* _The task_: Go through the data and copy every line exactly, but not the images.

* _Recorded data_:
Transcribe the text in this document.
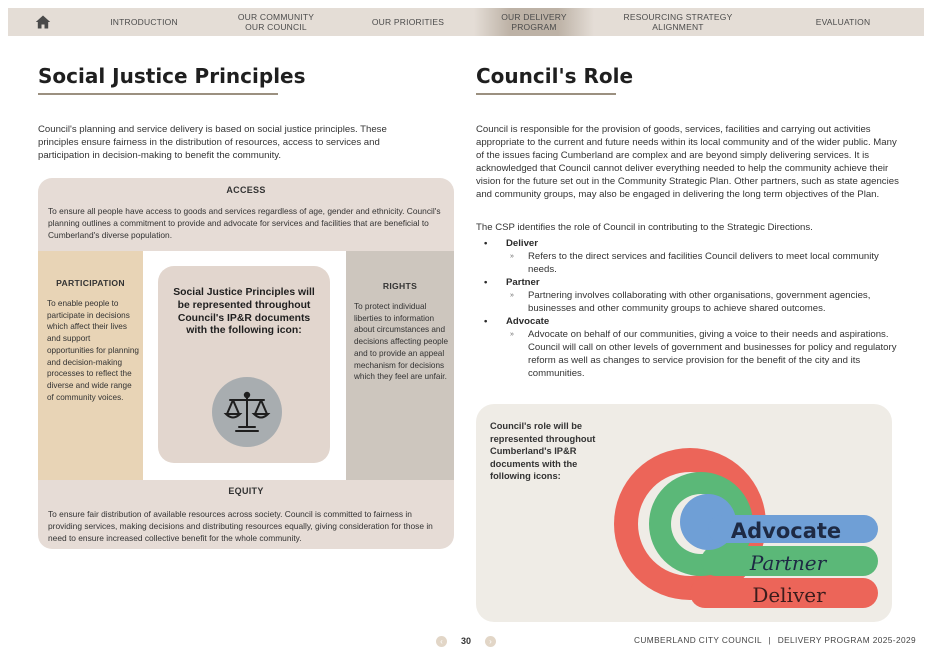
INTRODUCTION	OUR COMMUNITY
OUR COUNCIL	OUR PRIORITIES	OUR DELIVERY
PROGRAM
RESOURCING STRATEGY
ALIGNMENT	EVALUATION
Social Justice Principles
Council's planning and service delivery is based on social justice principles. These principles ensure fairness in the distribution of resources, access to services and participation in decision-making to benefit the community.
ACCESS
To ensure all people have access to goods and services regardless of age, gender and ethnicity. Council's planning outlines a commitment to provide and advocate for services and facilities that are beneficial to Cumberland's diverse population.
PARTICIPATION
To enable people to participate in decisions which affect their lives and support opportunities for planning and decision-making processes to reflect the diverse and wide range of community voices.
RIGHTS
To protect individual liberties to information about circumstances and decisions affecting people and to provide an appeal mechanism for decisions which they feel are unfair.
Social Justice Principles will be represented throughout Council's IP&R documents with the following icon:
EQUITY
To ensure fair distribution of available resources across society. Council is committed to fairness in providing services, making decisions and distributing resources equally, giving consideration for those in need to ensure increased collective benefit for the whole community.
Council's Role
Council is responsible for the provision of goods, services, facilities and carrying out activities appropriate to the current and future needs within its local community and of the wider public. Many of the issues facing Cumberland are complex and are beyond simply delivering services. It is acknowledged that Council cannot deliver everything needed to help the community achieve their vision for the future set out in the Community Strategic Plan. Other partners, such as state agencies and community groups, may also be engaged in delivering the long term objectives of the Plan.
The CSP identifies the role of Council in contributing to the Strategic Directions.
• Deliver
» Refers to the direct services and facilities Council delivers to meet local community needs.
• Partner
» Partnering involves collaborating with other organisations, government agencies, businesses and other community groups to achieve shared outcomes.
• Advocate
» Advocate on behalf of our communities, giving a voice to their needs and aspirations. Council will call on other levels of government and businesses for policy and regulatory reform as well as changes to service provision for the benefit of the city and its communities.
Council's role will be represented throughout Cumberland's IP&R documents with the following icons:
Advocate
Partner
Deliver
‹	30	›	CUMBERLAND CITY COUNCIL | DELIVERY PROGRAM 2025-2029
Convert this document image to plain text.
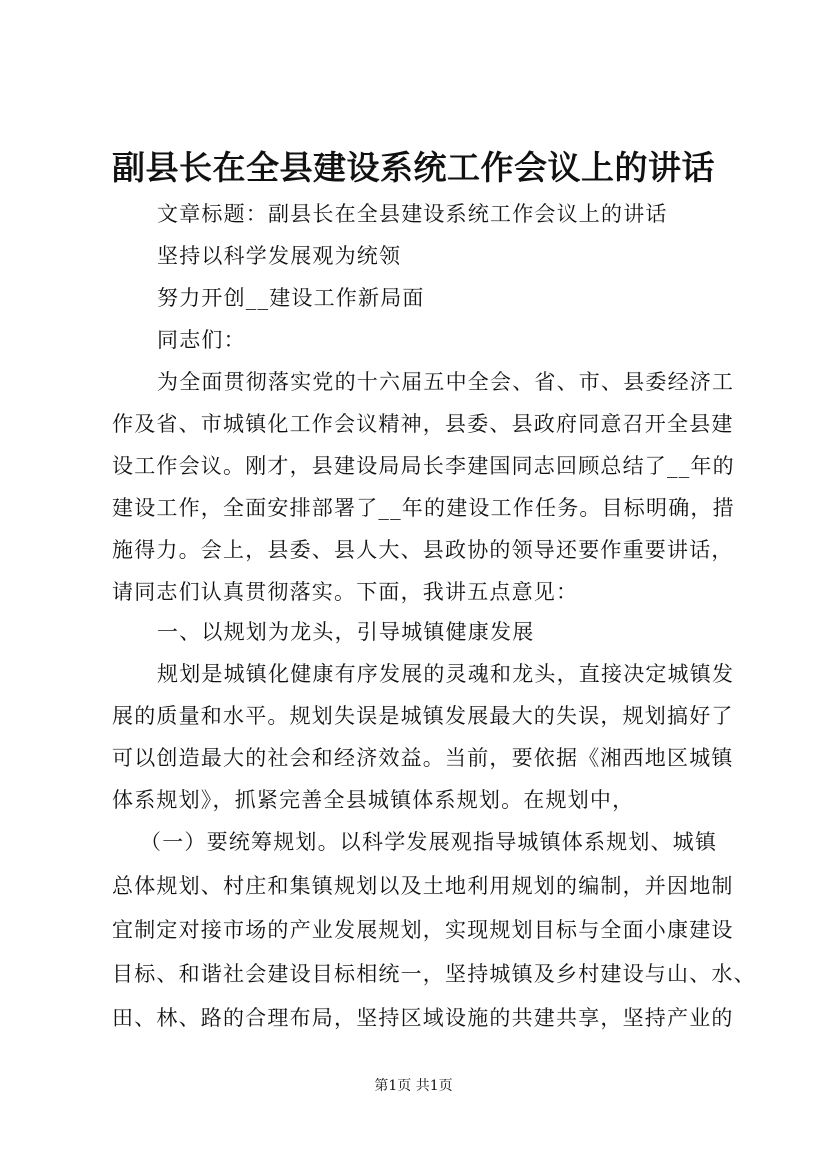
副县长在全县建设系统工作会议上的讲话
文章标题：副县长在全县建设系统工作会议上的讲话
坚持以科学发展观为统领
努力开创__建设工作新局面
同志们：
为全面贯彻落实党的十六届五中全会、省、市、县委经济工
作及省、市城镇化工作会议精神，县委、县政府同意召开全县建
设工作会议。刚才，县建设局局长李建国同志回顾总结了__年的
建设工作，全面安排部署了__年的建设工作任务。目标明确，措
施得力。会上，县委、县人大、县政协的领导还要作重要讲话，
请同志们认真贯彻落实。下面，我讲五点意见：
一、以规划为龙头，引导城镇健康发展
规划是城镇化健康有序发展的灵魂和龙头，直接决定城镇发
展的质量和水平。规划失误是城镇发展最大的失误，规划搞好了
可以创造最大的社会和经济效益。当前，要依据《湘西地区城镇
体系规划》，抓紧完善全县城镇体系规划。在规划中，
（一）要统筹规划。以科学发展观指导城镇体系规划、城镇
总体规划、村庄和集镇规划以及土地利用规划的编制，并因地制
宜制定对接市场的产业发展规划，实现规划目标与全面小康建设
目标、和谐社会建设目标相统一，坚持城镇及乡村建设与山、水、
田、林、路的合理布局，坚持区域设施的共建共享，坚持产业的
第1页 共1页
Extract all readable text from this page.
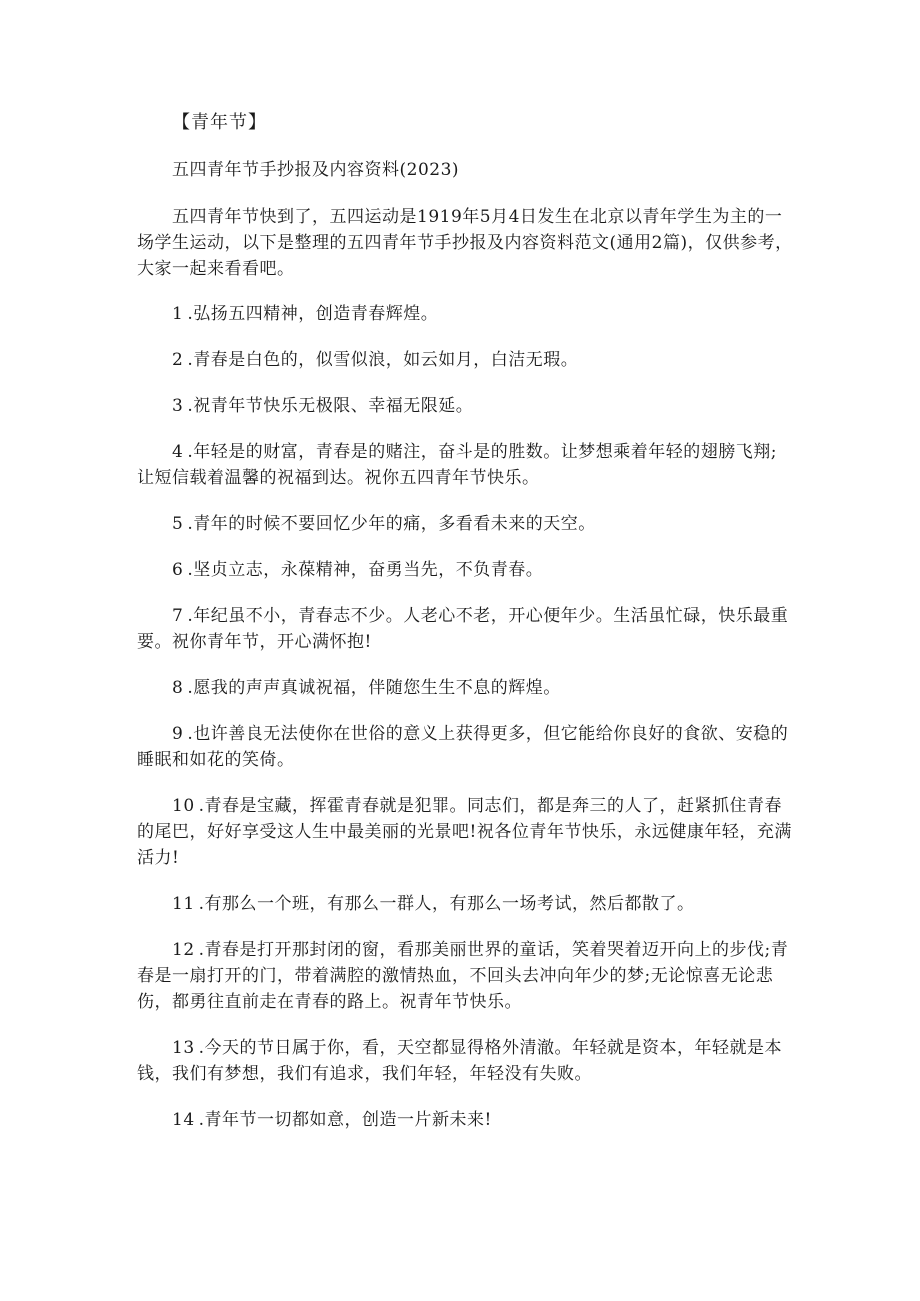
【青年节】
五四青年节手抄报及内容资料(2023)
五四青年节快到了，五四运动是1919年5月4日发生在北京以青年学生为主的一场学生运动，以下是整理的五四青年节手抄报及内容资料范文(通用2篇)，仅供参考，大家一起来看看吧。
1 .弘扬五四精神，创造青春辉煌。
2 .青春是白色的，似雪似浪，如云如月，白洁无瑕。
3 .祝青年节快乐无极限、幸福无限延。
4 .年轻是的财富，青春是的赌注，奋斗是的胜数。让梦想乘着年轻的翅膀飞翔;让短信载着温馨的祝福到达。祝你五四青年节快乐。
5 .青年的时候不要回忆少年的痛，多看看未来的天空。
6 .坚贞立志，永葆精神，奋勇当先，不负青春。
7 .年纪虽不小，青春志不少。人老心不老，开心便年少。生活虽忙碌，快乐最重要。祝你青年节，开心满怀抱!
8 .愿我的声声真诚祝福，伴随您生生不息的辉煌。
9 .也许善良无法使你在世俗的意义上获得更多，但它能给你良好的食欲、安稳的睡眠和如花的笑倚。
10 .青春是宝藏，挥霍青春就是犯罪。同志们，都是奔三的人了，赶紧抓住青春的尾巴，好好享受这人生中最美丽的光景吧!祝各位青年节快乐，永远健康年轻，充满活力!
11 .有那么一个班，有那么一群人，有那么一场考试，然后都散了。
12 .青春是打开那封闭的窗，看那美丽世界的童话，笑着哭着迈开向上的步伐;青春是一扇打开的门，带着满腔的激情热血，不回头去冲向年少的梦;无论惊喜无论悲伤，都勇往直前走在青春的路上。祝青年节快乐。
13 .今天的节日属于你，看，天空都显得格外清澈。年轻就是资本，年轻就是本钱，我们有梦想，我们有追求，我们年轻，年轻没有失败。
14 .青年节一切都如意，创造一片新未来!
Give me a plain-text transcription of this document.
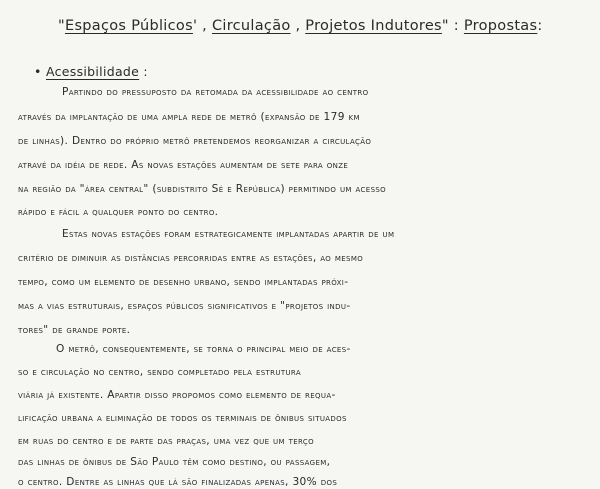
"Espaços Públicos' , Circulação , Projetos Indutores" : Propostas:
• Acessibilidade :
Partindo do pressuposto da retomada da acessibilidade ao centro
através da implantação de uma ampla rede de metrô (expansão de 179 km
de linhas). Dentro do próprio metrô pretendemos reorganizar a circulação
atravé da idéia de rede. As novas estações aumentam de sete para onze
na região da "área central" (subdistrito Sé e República) permitindo um acesso
rápido e fácil a qualquer ponto do centro.
Estas novas estações foram estrategicamente implantadas apartir de um
critério de diminuir as distâncias percorridas entre as estações, ao mesmo
tempo, como um elemento de desenho urbano, sendo implantadas próxi-
mas a vias estruturais, espaços públicos significativos e "projetos indu-
tores" de grande porte.
O metrô, consequentemente, se torna o principal meio de aces-
so e circulação no centro, sendo completado pela estrutura
viária já existente. Apartir disso propomos como elemento de requa-
lificação urbana a eliminação de todos os terminais de ônibus situados
em ruas do centro e de parte das praças, uma vez que um terço
das linhas de ônibus de São Paulo têm como destino, ou passagem,
o centro. Dentre as linhas que lá são finalizadas apenas, 30% dos
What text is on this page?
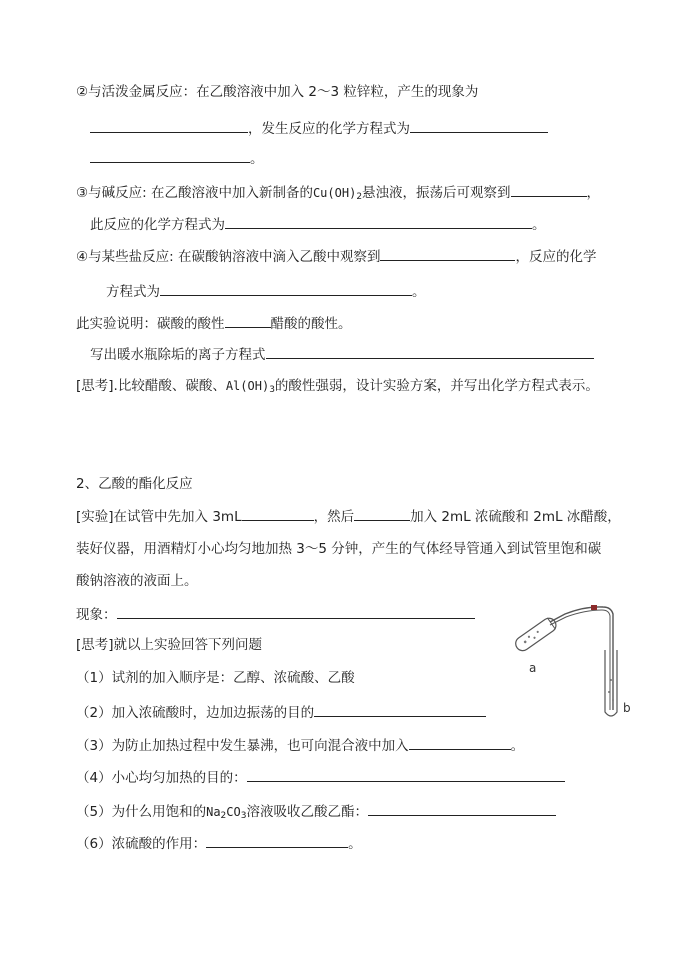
②与活泼金属反应：在乙酸溶液中加入 2～3 粒锌粒，产生的现象为
，发生反应的化学方程式为
。
③与碱反应: 在乙酸溶液中加入新制备的$Cu(OH)_2$悬浊液，振荡后可观察到	，
此反应的化学方程式为	。
④与某些盐反应: 在碳酸钠溶液中滴入乙酸中观察到	，反应的化学
方程式为	。
此实验说明：碳酸的酸性	醋酸的酸性。
写出暖水瓶除垢的离子方程式
[思考].比较醋酸、碳酸、$Al(OH)_3$的酸性强弱，设计实验方案，并写出化学方程式表示。
2、乙酸的酯化反应
[实验]在试管中先加入 3mL	，然后	加入 2mL 浓硫酸和 2mL 冰醋酸，
装好仪器，用酒精灯小心均匀地加热 3～5 分钟，产生的气体经导管通入到试管里饱和碳
酸钠溶液的液面上。
现象：
[思考]就以上实验回答下列问题
（1）试剂的加入顺序是：乙醇、浓硫酸、乙酸
（2）加入浓硫酸时，边加边振荡的目的
（3）为防止加热过程中发生暴沸，也可向混合液中加入	。
（4）小心均匀加热的目的：
（5）为什么用饱和的$Na_2CO_3$溶液吸收乙酸乙酯：
（6）浓硫酸的作用：	。
a
b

* _Solution to the problem_:
Transcribe the text in this document.
INTRODUCTION	OUR COMMUNITY
OUR COUNCIL	OUR PRIORITIES	OUR DELIVERY
PROGRAM
RESOURCING STRATEGY
ALIGNMENT	EVALUATION
Social Justice Principles
Council's planning and service delivery is based on social justice principles. These principles ensure fairness in the distribution of resources, access to services and participation in decision-making to benefit the community.
ACCESS
To ensure all people have access to goods and services regardless of age, gender and ethnicity. Council's planning outlines a commitment to provide and advocate for services and facilities that are beneficial to Cumberland's diverse population.
PARTICIPATION
To enable people to participate in decisions which affect their lives and support opportunities for planning and decision-making processes to reflect the diverse and wide range of community voices.
RIGHTS
To protect individual liberties to information about circumstances and decisions affecting people and to provide an appeal mechanism for decisions which they feel are unfair.
Social Justice Principles will be represented throughout Council's IP&R documents with the following icon:
EQUITY
To ensure fair distribution of available resources across society. Council is committed to fairness in providing services, making decisions and distributing resources equally, giving consideration for those in need to ensure increased collective benefit for the whole community.
Council's Role
Council is responsible for the provision of goods, services, facilities and carrying out activities appropriate to the current and future needs within its local community and of the wider public. Many of the issues facing Cumberland are complex and are beyond simply delivering services. It is acknowledged that Council cannot deliver everything needed to help the community achieve their vision for the future set out in the Community Strategic Plan. Other partners, such as state agencies and community groups, may also be engaged in delivering the long term objectives of the Plan.
The CSP identifies the role of Council in contributing to the Strategic Directions.
• Deliver
» Refers to the direct services and facilities Council delivers to meet local community needs.
• Partner
» Partnering involves collaborating with other organisations, government agencies, businesses and other community groups to achieve shared outcomes.
• Advocate
» Advocate on behalf of our communities, giving a voice to their needs and aspirations. Council will call on other levels of government and businesses for policy and regulatory reform as well as changes to service provision for the benefit of the city and its communities.
Council's role will be represented throughout Cumberland's IP&R documents with the following icons:
Advocate
Partner
Deliver
‹	30	›	CUMBERLAND CITY COUNCIL | DELIVERY PROGRAM 2025-2029
Convert this document image to plain text.
副县长在全县建设系统工作会议上的讲话
文章标题：副县长在全县建设系统工作会议上的讲话
坚持以科学发展观为统领
努力开创__建设工作新局面
同志们：
为全面贯彻落实党的十六届五中全会、省、市、县委经济工
作及省、市城镇化工作会议精神，县委、县政府同意召开全县建
设工作会议。刚才，县建设局局长李建国同志回顾总结了__年的
建设工作，全面安排部署了__年的建设工作任务。目标明确，措
施得力。会上，县委、县人大、县政协的领导还要作重要讲话，
请同志们认真贯彻落实。下面，我讲五点意见：
一、以规划为龙头，引导城镇健康发展
规划是城镇化健康有序发展的灵魂和龙头，直接决定城镇发
展的质量和水平。规划失误是城镇发展最大的失误，规划搞好了
可以创造最大的社会和经济效益。当前，要依据《湘西地区城镇
体系规划》，抓紧完善全县城镇体系规划。在规划中，
（一）要统筹规划。以科学发展观指导城镇体系规划、城镇
总体规划、村庄和集镇规划以及土地利用规划的编制，并因地制
宜制定对接市场的产业发展规划，实现规划目标与全面小康建设
目标、和谐社会建设目标相统一，坚持城镇及乡村建设与山、水、
田、林、路的合理布局，坚持区域设施的共建共享，坚持产业的
第1页 共1页
Extract all readable text from this page.
【青年节】
五四青年节手抄报及内容资料(2023)
五四青年节快到了，五四运动是1919年5月4日发生在北京以青年学生为主的一场学生运动，以下是整理的五四青年节手抄报及内容资料范文(通用2篇)，仅供参考，大家一起来看看吧。
1 .弘扬五四精神，创造青春辉煌。
2 .青春是白色的，似雪似浪，如云如月，白洁无瑕。
3 .祝青年节快乐无极限、幸福无限延。
4 .年轻是的财富，青春是的赌注，奋斗是的胜数。让梦想乘着年轻的翅膀飞翔;让短信载着温馨的祝福到达。祝你五四青年节快乐。
5 .青年的时候不要回忆少年的痛，多看看未来的天空。
6 .坚贞立志，永葆精神，奋勇当先，不负青春。
7 .年纪虽不小，青春志不少。人老心不老，开心便年少。生活虽忙碌，快乐最重要。祝你青年节，开心满怀抱!
8 .愿我的声声真诚祝福，伴随您生生不息的辉煌。
9 .也许善良无法使你在世俗的意义上获得更多，但它能给你良好的食欲、安稳的睡眠和如花的笑倚。
10 .青春是宝藏，挥霍青春就是犯罪。同志们，都是奔三的人了，赶紧抓住青春的尾巴，好好享受这人生中最美丽的光景吧!祝各位青年节快乐，永远健康年轻，充满活力!
11 .有那么一个班，有那么一群人，有那么一场考试，然后都散了。
12 .青春是打开那封闭的窗，看那美丽世界的童话，笑着哭着迈开向上的步伐;青春是一扇打开的门，带着满腔的激情热血，不回头去冲向年少的梦;无论惊喜无论悲伤，都勇往直前走在青春的路上。祝青年节快乐。
13 .今天的节日属于你，看，天空都显得格外清澈。年轻就是资本，年轻就是本钱，我们有梦想，我们有追求，我们年轻，年轻没有失败。
14 .青年节一切都如意，创造一片新未来!
Give me a plain-text transcription of this document.
"Espaços Públicos' , Circulação , Projetos Indutores" : Propostas:
• Acessibilidade :
Partindo do pressuposto da retomada da acessibilidade ao centro
através da implantação de uma ampla rede de metrô (expansão de 179 km
de linhas). Dentro do próprio metrô pretendemos reorganizar a circulação
atravé da idéia de rede. As novas estações aumentam de sete para onze
na região da "área central" (subdistrito Sé e República) permitindo um acesso
rápido e fácil a qualquer ponto do centro.
Estas novas estações foram estrategicamente implantadas apartir de um
critério de diminuir as distâncias percorridas entre as estações, ao mesmo
tempo, como um elemento de desenho urbano, sendo implantadas próxi-
mas a vias estruturais, espaços públicos significativos e "projetos indu-
tores" de grande porte.
O metrô, consequentemente, se torna o principal meio de aces-
so e circulação no centro, sendo completado pela estrutura
viária já existente. Apartir disso propomos como elemento de requa-
lificação urbana a eliminação de todos os terminais de ônibus situados
em ruas do centro e de parte das praças, uma vez que um terço
das linhas de ônibus de São Paulo têm como destino, ou passagem,
o centro. Dentre as linhas que lá são finalizadas apenas, 30% dos
What text is on this page?
②与活泼金属反应：在乙酸溶液中加入 2～3 粒锌粒，产生的现象为
，发生反应的化学方程式为
。
③与碱反应: 在乙酸溶液中加入新制备的$Cu(OH)_2$悬浊液，振荡后可观察到	，
此反应的化学方程式为	。
④与某些盐反应: 在碳酸钠溶液中滴入乙酸中观察到	，反应的化学
方程式为	。
此实验说明：碳酸的酸性	醋酸的酸性。
写出暖水瓶除垢的离子方程式
[思考].比较醋酸、碳酸、$Al(OH)_3$的酸性强弱，设计实验方案，并写出化学方程式表示。
2、乙酸的酯化反应
[实验]在试管中先加入 3mL	，然后	加入 2mL 浓硫酸和 2mL 冰醋酸，
装好仪器，用酒精灯小心均匀地加热 3～5 分钟，产生的气体经导管通入到试管里饱和碳
酸钠溶液的液面上。
现象：
[思考]就以上实验回答下列问题
（1）试剂的加入顺序是：乙醇、浓硫酸、乙酸
（2）加入浓硫酸时，边加边振荡的目的
（3）为防止加热过程中发生暴沸，也可向混合液中加入	。
（4）小心均匀加热的目的：
（5）为什么用饱和的$Na_2CO_3$溶液吸收乙酸乙酯：
（6）浓硫酸的作用：	。
a
b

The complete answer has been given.